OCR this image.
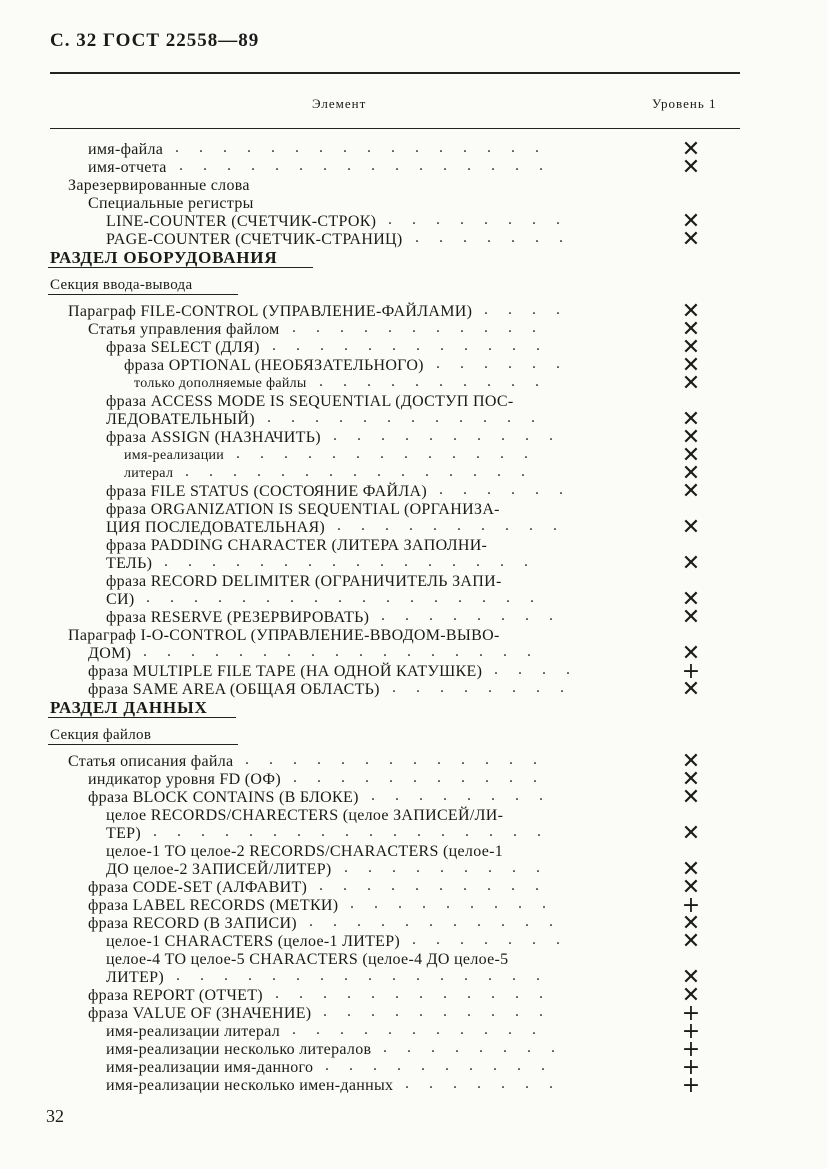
С. 32 ГОСТ 22558—89
Элемент	Уровень 1
имя-файла ................	✕
имя-отчета ................	✕
Зарезервированные слова
Специальные регистры
LINE-COUNTER (СЧЕТЧИК-СТРОК) ........	✕
PAGE-COUNTER (СЧЕТЧИК-СТРАНИЦ) .......	✕
РАЗДЕЛ ОБОРУДОВАНИЯ
Секция ввода-вывода
Параграф FILE-CONTROL (УПРАВЛЕНИЕ-ФАЙЛАМИ) ....	✕
Статья управления файлом ...........	✕
фраза SELECT (ДЛЯ) ............	✕
фраза OPTIONAL (НЕОБЯЗАТЕЛЬНОГО) ......	✕
только дополняемые файлы ..........	✕
фраза ACCESS MODE IS SEQUENTIAL (ДОСТУП ПОС-
ЛЕДОВАТЕЛЬНЫЙ) ............	✕
фраза ASSIGN (НАЗНАЧИТЬ) ..........	✕
имя-реализации .............	✕
литерал ...............	✕
фраза FILE STATUS (СОСТОЯНИЕ ФАЙЛА) ......	✕
фраза ORGANIZATION IS SEQUENTIAL (ОРГАНИЗА-
ЦИЯ ПОСЛЕДОВАТЕЛЬНАЯ) ..........	✕
фраза PADDING CHARACTER (ЛИТЕРА ЗАПОЛНИ-
ТЕЛЬ) ................	✕
фраза RECORD DELIMITER (ОГРАНИЧИТЕЛЬ ЗАПИ-
СИ) .................	✕
фраза RESERVE (РЕЗЕРВИРОВАТЬ) ........	✕
Параграф I-O-CONTROL (УПРАВЛЕНИЕ-ВВОДОМ-ВЫВО-
ДОМ) .................	✕
фраза MULTIPLE FILE TAPE (НА ОДНОЙ КАТУШКЕ) ....	+
фраза SAME AREA (ОБЩАЯ ОБЛАСТЬ) ........	✕
РАЗДЕЛ ДАННЫХ
Секция файлов
Статья описания файла .............	✕
индикатор уровня FD (ОФ) ...........	✕
фраза BLOCK CONTAINS (В БЛОКЕ) ........	✕
целое RECORDS/CHARECTERS (целое ЗАПИСЕЙ/ЛИ-
ТЕР) .................	✕
целое-1 TO целое-2 RECORDS/CHARACTERS (целое-1
ДО целое-2 ЗАПИСЕЙ/ЛИТЕР) .........	✕
фраза CODE-SET (АЛФАВИТ) ..........	✕
фраза LABEL RECORDS (МЕТКИ) .........	+
фраза RECORD (В ЗАПИСИ) ...........	✕
целое-1 CHARACTERS (целое-1 ЛИТЕР) .......	✕
целое-4 TO целое-5 CHARACTERS (целое-4 ДО целое-5
ЛИТЕР) ................	✕
фраза REPORT (ОТЧЕТ) ............	✕
фраза VALUE OF (ЗНАЧЕНИЕ) ..........	+
имя-реализации литерал ...........	+
имя-реализации несколько литералов ........	+
имя-реализации имя-данного ..........	+
имя-реализации несколько имен-данных .......	+
32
━━━━━━━━━━━━━━━━━━━━
▶ **Written problem**: Repeat each line of the records above exactly, but do not copy the pictures.

▶ **Result for this task**:
OCR this image.
С. 32 ГОСТ 22558—89
Элемент	Уровень 1
имя-файла ................	✕
имя-отчета ................	✕
Зарезервированные слова
Специальные регистры
LINE-COUNTER (СЧЕТЧИК-СТРОК) ........	✕
PAGE-COUNTER (СЧЕТЧИК-СТРАНИЦ) .......	✕
РАЗДЕЛ ОБОРУДОВАНИЯ
Секция ввода-вывода
Параграф FILE-CONTROL (УПРАВЛЕНИЕ-ФАЙЛАМИ) ....	✕
Статья управления файлом ...........	✕
фраза SELECT (ДЛЯ) ............	✕
фраза OPTIONAL (НЕОБЯЗАТЕЛЬНОГО) ......	✕
только дополняемые файлы ..........	✕
фраза ACCESS MODE IS SEQUENTIAL (ДОСТУП ПОС-
ЛЕДОВАТЕЛЬНЫЙ) ............	✕
фраза ASSIGN (НАЗНАЧИТЬ) ..........	✕
имя-реализации .............	✕
литерал ...............	✕
фраза FILE STATUS (СОСТОЯНИЕ ФАЙЛА) ......	✕
фраза ORGANIZATION IS SEQUENTIAL (ОРГАНИЗА-
ЦИЯ ПОСЛЕДОВАТЕЛЬНАЯ) ..........	✕
фраза PADDING CHARACTER (ЛИТЕРА ЗАПОЛНИ-
ТЕЛЬ) ................	✕
фраза RECORD DELIMITER (ОГРАНИЧИТЕЛЬ ЗАПИ-
СИ) .................	✕
фраза RESERVE (РЕЗЕРВИРОВАТЬ) ........	✕
Параграф I-O-CONTROL (УПРАВЛЕНИЕ-ВВОДОМ-ВЫВО-
ДОМ) .................	✕
фраза MULTIPLE FILE TAPE (НА ОДНОЙ КАТУШКЕ) ....	+
фраза SAME AREA (ОБЩАЯ ОБЛАСТЬ) ........	✕
РАЗДЕЛ ДАННЫХ
Секция файлов
Статья описания файла .............	✕
индикатор уровня FD (ОФ) ...........	✕
фраза BLOCK CONTAINS (В БЛОКЕ) ........	✕
целое RECORDS/CHARECTERS (целое ЗАПИСЕЙ/ЛИ-
ТЕР) .................	✕
целое-1 TO целое-2 RECORDS/CHARACTERS (целое-1
ДО целое-2 ЗАПИСЕЙ/ЛИТЕР) .........	✕
фраза CODE-SET (АЛФАВИТ) ..........	✕
фраза LABEL RECORDS (МЕТКИ) .........	+
фраза RECORD (В ЗАПИСИ) ...........	✕
целое-1 CHARACTERS (целое-1 ЛИТЕР) .......	✕
целое-4 TO целое-5 CHARACTERS (целое-4 ДО целое-5
ЛИТЕР) ................	✕
фраза REPORT (ОТЧЕТ) ............	✕
фраза VALUE OF (ЗНАЧЕНИЕ) ..........	+
имя-реализации литерал ...........	+
имя-реализации несколько литералов ........	+
имя-реализации имя-данного ..........	+
имя-реализации несколько имен-данных .......	+
32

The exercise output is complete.